## Written instruction
Render the following material again verbatim, leaving nothing out.

[Dataset entries]
..........

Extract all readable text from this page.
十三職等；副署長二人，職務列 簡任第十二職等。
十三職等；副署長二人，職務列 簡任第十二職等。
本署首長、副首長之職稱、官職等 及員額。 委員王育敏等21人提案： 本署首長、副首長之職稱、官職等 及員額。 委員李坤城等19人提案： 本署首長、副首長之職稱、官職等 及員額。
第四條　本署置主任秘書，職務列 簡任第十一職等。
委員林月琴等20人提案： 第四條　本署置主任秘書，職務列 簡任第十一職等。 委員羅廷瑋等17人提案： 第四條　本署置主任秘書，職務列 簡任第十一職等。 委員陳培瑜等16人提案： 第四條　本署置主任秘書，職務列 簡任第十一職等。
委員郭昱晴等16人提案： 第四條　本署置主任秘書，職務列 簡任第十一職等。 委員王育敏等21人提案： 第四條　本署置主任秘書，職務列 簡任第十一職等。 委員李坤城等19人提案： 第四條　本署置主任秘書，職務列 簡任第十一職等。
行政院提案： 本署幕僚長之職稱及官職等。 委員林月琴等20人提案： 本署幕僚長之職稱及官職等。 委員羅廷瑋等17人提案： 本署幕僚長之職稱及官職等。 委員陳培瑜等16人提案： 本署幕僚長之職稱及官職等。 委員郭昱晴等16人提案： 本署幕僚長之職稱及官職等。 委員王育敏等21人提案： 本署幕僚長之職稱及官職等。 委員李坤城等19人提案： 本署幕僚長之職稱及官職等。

..........

## Output of the exercise
Extract all readable text from this page.
十三職等；副署長二人，職務列 簡任第十二職等。
十三職等；副署長二人，職務列 簡任第十二職等。
本署首長、副首長之職稱、官職等 及員額。 委員王育敏等21人提案： 本署首長、副首長之職稱、官職等 及員額。 委員李坤城等19人提案： 本署首長、副首長之職稱、官職等 及員額。
第四條　本署置主任秘書，職務列 簡任第十一職等。
委員林月琴等20人提案： 第四條　本署置主任秘書，職務列 簡任第十一職等。 委員羅廷瑋等17人提案： 第四條　本署置主任秘書，職務列 簡任第十一職等。 委員陳培瑜等16人提案： 第四條　本署置主任秘書，職務列 簡任第十一職等。
委員郭昱晴等16人提案： 第四條　本署置主任秘書，職務列 簡任第十一職等。 委員王育敏等21人提案： 第四條　本署置主任秘書，職務列 簡任第十一職等。 委員李坤城等19人提案： 第四條　本署置主任秘書，職務列 簡任第十一職等。
行政院提案： 本署幕僚長之職稱及官職等。 委員林月琴等20人提案： 本署幕僚長之職稱及官職等。 委員羅廷瑋等17人提案： 本署幕僚長之職稱及官職等。 委員陳培瑜等16人提案： 本署幕僚長之職稱及官職等。 委員郭昱晴等16人提案： 本署幕僚長之職稱及官職等。 委員王育敏等21人提案： 本署幕僚長之職稱及官職等。 委員李坤城等19人提案： 本署幕僚長之職稱及官職等。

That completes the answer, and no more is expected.